> Problem description:
Count every line that holds the string "LABA", and report the number alone.

Items listed in a dataset
>>>>>

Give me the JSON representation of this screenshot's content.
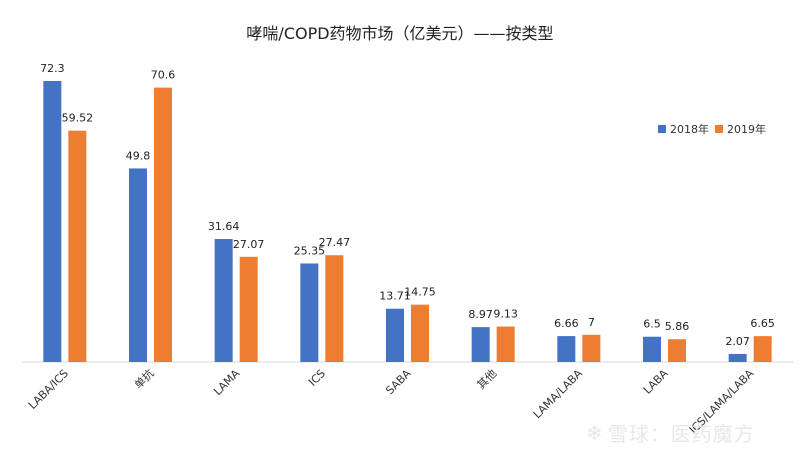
{
  "chart_data": {
    "type": "bar",
    "title": "哮喘/COPD药物市场（亿美元）——按类型",
    "categories": [
      "LABA/ICS",
      "单抗",
      "LAMA",
      "ICS",
      "SABA",
      "其他",
      "LAMA/LABA",
      "LABA",
      "ICS/LAMA/LABA"
    ],
    "series": [
      {
        "name": "2018年",
        "color": "#4472c4",
        "values": [
          72.3,
          49.8,
          31.64,
          25.35,
          13.71,
          8.97,
          6.66,
          6.5,
          2.07
        ]
      },
      {
        "name": "2019年",
        "color": "#ed7d31",
        "values": [
          59.52,
          70.6,
          27.07,
          27.47,
          14.75,
          9.13,
          7,
          5.86,
          6.65
        ]
      }
    ],
    "ylim": [
      0,
      72.3
    ],
    "grid": false,
    "legend_position": "right"
  },
  "watermark": {
    "icon": "snowball-logo-icon",
    "text": "雪球：医药魔方"
  }
}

<<<<<

> In response:
4